→ Your goal: Extract the records in full, leaving every picture out.

→ Material supplied:
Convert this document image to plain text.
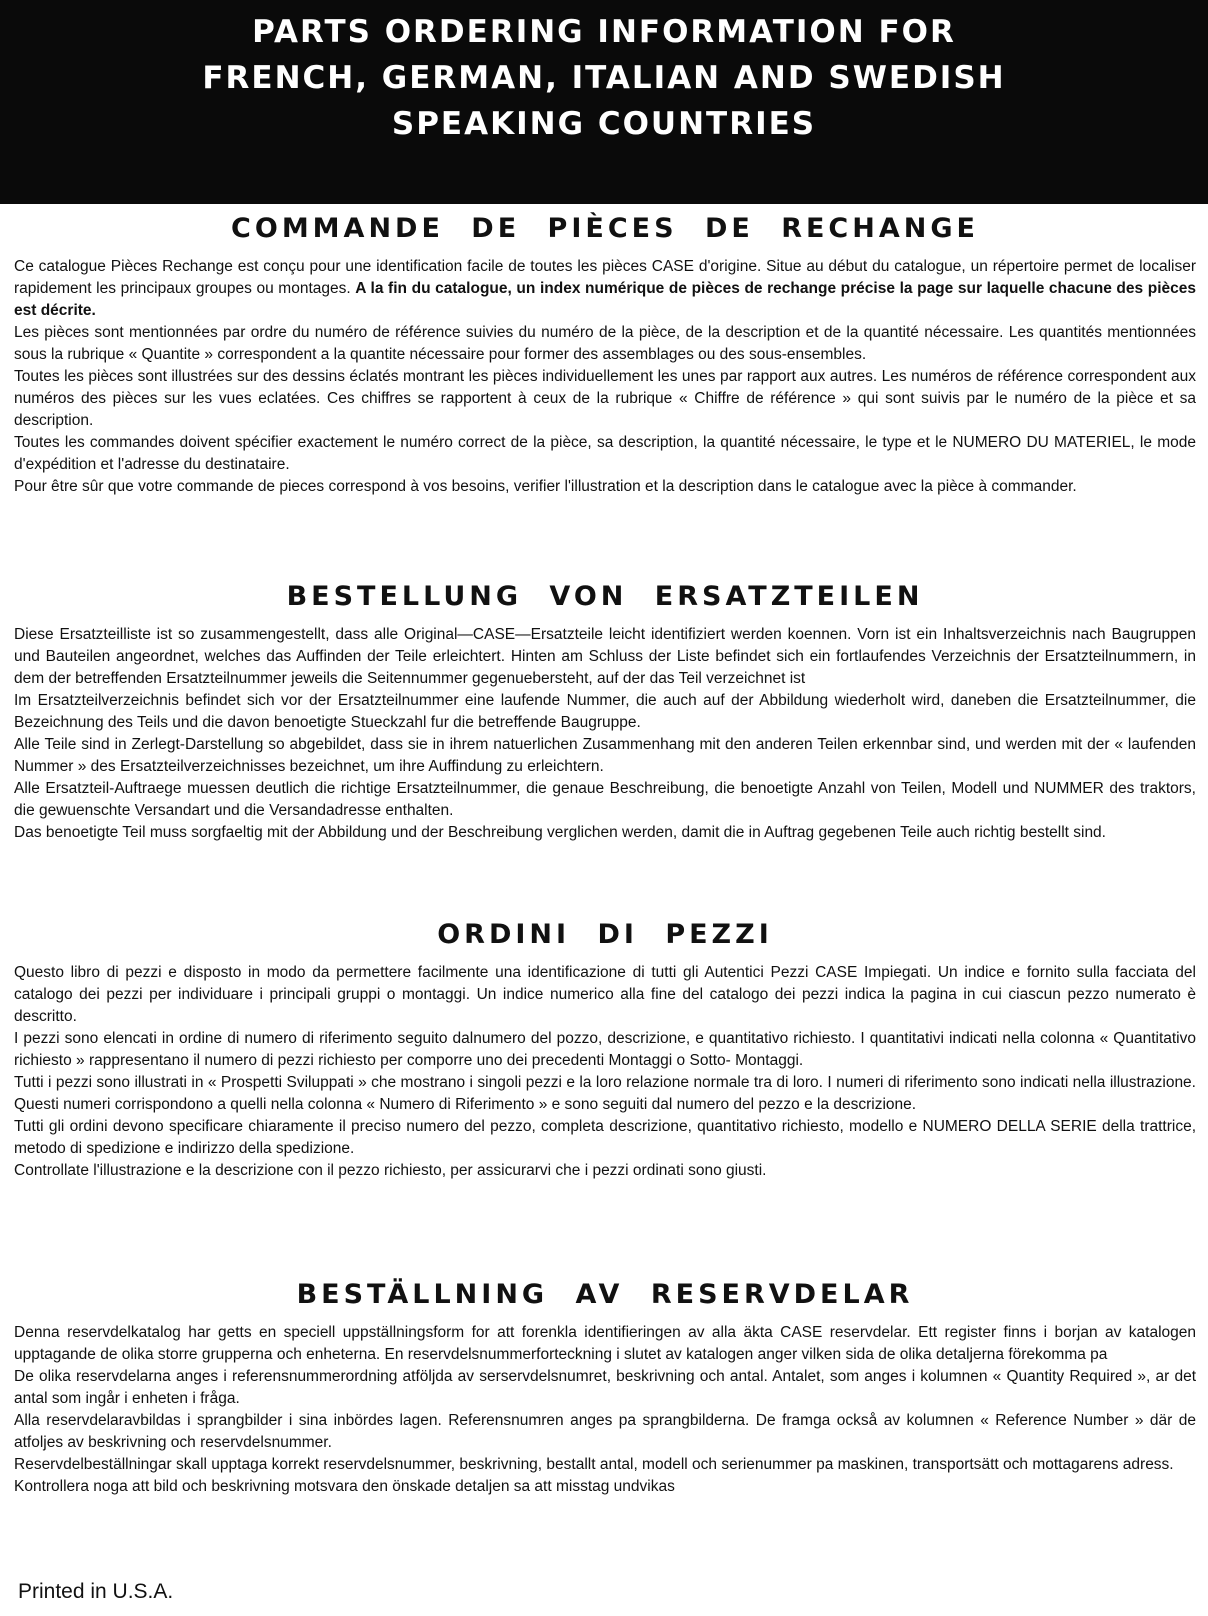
PARTS ORDERING INFORMATION FOR
FRENCH, GERMAN, ITALIAN AND SWEDISH
SPEAKING COUNTRIES
COMMANDE DE PIÈCES DE RECHANGE

Ce catalogue Pièces Rechange est conçu pour une identification facile de toutes les pièces CASE d'origine. Situe au début du catalogue, un répertoire permet de localiser rapidement les principaux groupes ou montages. A la fin du catalogue, un index numérique de pièces de rechange précise la page sur laquelle chacune des pièces est décrite.

Les pièces sont mentionnées par ordre du numéro de référence suivies du numéro de la pièce, de la description et de la quantité nécessaire. Les quantités mentionnées sous la rubrique « Quantite » correspondent a la quantite nécessaire pour former des assemblages ou des sous-ensembles.

Toutes les pièces sont illustrées sur des dessins éclatés montrant les pièces individuellement les unes par rapport aux autres. Les numéros de référence correspondent aux numéros des pièces sur les vues eclatées. Ces chiffres se rapportent à ceux de la rubrique « Chiffre de référence » qui sont suivis par le numéro de la pièce et sa description.

Toutes les commandes doivent spécifier exactement le numéro correct de la pièce, sa description, la quantité nécessaire, le type et le NUMERO DU MATERIEL, le mode d'expédition et l'adresse du destinataire.

Pour être sûr que votre commande de pieces correspond à vos besoins, verifier l'illustration et la description dans le catalogue avec la pièce à commander.

BESTELLUNG VON ERSATZTEILEN

Diese Ersatzteilliste ist so zusammengestellt, dass alle Original—CASE—Ersatzteile leicht identifiziert werden koennen. Vorn ist ein Inhaltsverzeichnis nach Baugruppen und Bauteilen angeordnet, welches das Auffinden der Teile erleichtert. Hinten am Schluss der Liste befindet sich ein fortlaufendes Verzeichnis der Ersatzteilnummern, in dem der betreffenden Ersatzteilnummer jeweils die Seitennummer gegenuebersteht, auf der das Teil verzeichnet ist

Im Ersatzteilverzeichnis befindet sich vor der Ersatzteilnummer eine laufende Nummer, die auch auf der Abbildung wiederholt wird, daneben die Ersatzteilnummer, die Bezeichnung des Teils und die davon benoetigte Stueckzahl fur die betreffende Baugruppe.

Alle Teile sind in Zerlegt-Darstellung so abgebildet, dass sie in ihrem natuerlichen Zusammenhang mit den anderen Teilen erkennbar sind, und werden mit der « laufenden Nummer » des Ersatzteilverzeichnisses bezeichnet, um ihre Auffindung zu erleichtern.

Alle Ersatzteil-Auftraege muessen deutlich die richtige Ersatzteilnummer, die genaue Beschreibung, die benoetigte Anzahl von Teilen, Modell und NUMMER des traktors, die gewuenschte Versandart und die Versandadresse enthalten.

Das benoetigte Teil muss sorgfaeltig mit der Abbildung und der Beschreibung verglichen werden, damit die in Auftrag gegebenen Teile auch richtig bestellt sind.

ORDINI DI PEZZI

Questo libro di pezzi e disposto in modo da permettere facilmente una identificazione di tutti gli Autentici Pezzi CASE Impiegati. Un indice e fornito sulla facciata del catalogo dei pezzi per individuare i principali gruppi o montaggi. Un indice numerico alla fine del catalogo dei pezzi indica la pagina in cui ciascun pezzo numerato è descritto.

I pezzi sono elencati in ordine di numero di riferimento seguito dalnumero del pozzo, descrizione, e quantitativo richiesto. I quantitativi indicati nella colonna « Quantitativo richiesto » rappresentano il numero di pezzi richiesto per comporre uno dei precedenti Montaggi o Sotto- Montaggi.

Tutti i pezzi sono illustrati in « Prospetti Sviluppati » che mostrano i singoli pezzi e la loro relazione normale tra di loro. I numeri di riferimento sono indicati nella illustrazione. Questi numeri corrispondono a quelli nella colonna « Numero di Riferimento » e sono seguiti dal numero del pezzo e la descrizione.

Tutti gli ordini devono specificare chiaramente il preciso numero del pezzo, completa descrizione, quantitativo richiesto, modello e NUMERO DELLA SERIE della trattrice, metodo di spedizione e indirizzo della spedizione.

Controllate l'illustrazione e la descrizione con il pezzo richiesto, per assicurarvi che i pezzi ordinati sono giusti.

BESTÄLLNING AV RESERVDELAR

Denna reservdelkatalog har getts en speciell uppställningsform for att forenkla identifieringen av alla äkta CASE reservdelar. Ett register finns i borjan av katalogen upptagande de olika storre grupperna och enheterna. En reservdelsnummerforteckning i slutet av katalogen anger vilken sida de olika detaljerna förekomma pa

De olika reservdelarna anges i referensnummerordning atföljda av serservdelsnumret, beskrivning och antal. Antalet, som anges i kolumnen « Quantity Required », ar det antal som ingår i enheten i fråga.

Alla reservdelaravbildas i sprangbilder i sina inbördes lagen. Referensnumren anges pa sprangbilderna. De framga också av kolumnen « Reference Number » där de atfoljes av beskrivning och reservdelsnummer.

Reservdelbeställningar skall upptaga korrekt reservdelsnummer, beskrivning, bestallt antal, modell och serienummer pa maskinen, transportsätt och mottagarens adress.

Kontrollera noga att bild och beskrivning motsvara den önskade detaljen sa att misstag undvikas

Printed in U.S.A.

→ Exercise answer:
Convert this document image to plain text.
PARTS ORDERING INFORMATION FOR
FRENCH, GERMAN, ITALIAN AND SWEDISH
SPEAKING COUNTRIES
COMMANDE DE PIÈCES DE RECHANGE

Ce catalogue Pièces Rechange est conçu pour une identification facile de toutes les pièces CASE d'origine. Situe au début du catalogue, un répertoire permet de localiser rapidement les principaux groupes ou montages. A la fin du catalogue, un index numérique de pièces de rechange précise la page sur laquelle chacune des pièces est décrite.

Les pièces sont mentionnées par ordre du numéro de référence suivies du numéro de la pièce, de la description et de la quantité nécessaire. Les quantités mentionnées sous la rubrique « Quantite » correspondent a la quantite nécessaire pour former des assemblages ou des sous-ensembles.

Toutes les pièces sont illustrées sur des dessins éclatés montrant les pièces individuellement les unes par rapport aux autres. Les numéros de référence correspondent aux numéros des pièces sur les vues eclatées. Ces chiffres se rapportent à ceux de la rubrique « Chiffre de référence » qui sont suivis par le numéro de la pièce et sa description.

Toutes les commandes doivent spécifier exactement le numéro correct de la pièce, sa description, la quantité nécessaire, le type et le NUMERO DU MATERIEL, le mode d'expédition et l'adresse du destinataire.

Pour être sûr que votre commande de pieces correspond à vos besoins, verifier l'illustration et la description dans le catalogue avec la pièce à commander.

BESTELLUNG VON ERSATZTEILEN

Diese Ersatzteilliste ist so zusammengestellt, dass alle Original—CASE—Ersatzteile leicht identifiziert werden koennen. Vorn ist ein Inhaltsverzeichnis nach Baugruppen und Bauteilen angeordnet, welches das Auffinden der Teile erleichtert. Hinten am Schluss der Liste befindet sich ein fortlaufendes Verzeichnis der Ersatzteilnummern, in dem der betreffenden Ersatzteilnummer jeweils die Seitennummer gegenuebersteht, auf der das Teil verzeichnet ist

Im Ersatzteilverzeichnis befindet sich vor der Ersatzteilnummer eine laufende Nummer, die auch auf der Abbildung wiederholt wird, daneben die Ersatzteilnummer, die Bezeichnung des Teils und die davon benoetigte Stueckzahl fur die betreffende Baugruppe.

Alle Teile sind in Zerlegt-Darstellung so abgebildet, dass sie in ihrem natuerlichen Zusammenhang mit den anderen Teilen erkennbar sind, und werden mit der « laufenden Nummer » des Ersatzteilverzeichnisses bezeichnet, um ihre Auffindung zu erleichtern.

Alle Ersatzteil-Auftraege muessen deutlich die richtige Ersatzteilnummer, die genaue Beschreibung, die benoetigte Anzahl von Teilen, Modell und NUMMER des traktors, die gewuenschte Versandart und die Versandadresse enthalten.

Das benoetigte Teil muss sorgfaeltig mit der Abbildung und der Beschreibung verglichen werden, damit die in Auftrag gegebenen Teile auch richtig bestellt sind.

ORDINI DI PEZZI

Questo libro di pezzi e disposto in modo da permettere facilmente una identificazione di tutti gli Autentici Pezzi CASE Impiegati. Un indice e fornito sulla facciata del catalogo dei pezzi per individuare i principali gruppi o montaggi. Un indice numerico alla fine del catalogo dei pezzi indica la pagina in cui ciascun pezzo numerato è descritto.

I pezzi sono elencati in ordine di numero di riferimento seguito dalnumero del pozzo, descrizione, e quantitativo richiesto. I quantitativi indicati nella colonna « Quantitativo richiesto » rappresentano il numero di pezzi richiesto per comporre uno dei precedenti Montaggi o Sotto- Montaggi.

Tutti i pezzi sono illustrati in « Prospetti Sviluppati » che mostrano i singoli pezzi e la loro relazione normale tra di loro. I numeri di riferimento sono indicati nella illustrazione. Questi numeri corrispondono a quelli nella colonna « Numero di Riferimento » e sono seguiti dal numero del pezzo e la descrizione.

Tutti gli ordini devono specificare chiaramente il preciso numero del pezzo, completa descrizione, quantitativo richiesto, modello e NUMERO DELLA SERIE della trattrice, metodo di spedizione e indirizzo della spedizione.

Controllate l'illustrazione e la descrizione con il pezzo richiesto, per assicurarvi che i pezzi ordinati sono giusti.

BESTÄLLNING AV RESERVDELAR

Denna reservdelkatalog har getts en speciell uppställningsform for att forenkla identifieringen av alla äkta CASE reservdelar. Ett register finns i borjan av katalogen upptagande de olika storre grupperna och enheterna. En reservdelsnummerforteckning i slutet av katalogen anger vilken sida de olika detaljerna förekomma pa

De olika reservdelarna anges i referensnummerordning atföljda av serservdelsnumret, beskrivning och antal. Antalet, som anges i kolumnen « Quantity Required », ar det antal som ingår i enheten i fråga.

Alla reservdelaravbildas i sprangbilder i sina inbördes lagen. Referensnumren anges pa sprangbilderna. De framga också av kolumnen « Reference Number » där de atfoljes av beskrivning och reservdelsnummer.

Reservdelbeställningar skall upptaga korrekt reservdelsnummer, beskrivning, bestallt antal, modell och serienummer pa maskinen, transportsätt och mottagarens adress.

Kontrollera noga att bild och beskrivning motsvara den önskade detaljen sa att misstag undvikas

Printed in U.S.A.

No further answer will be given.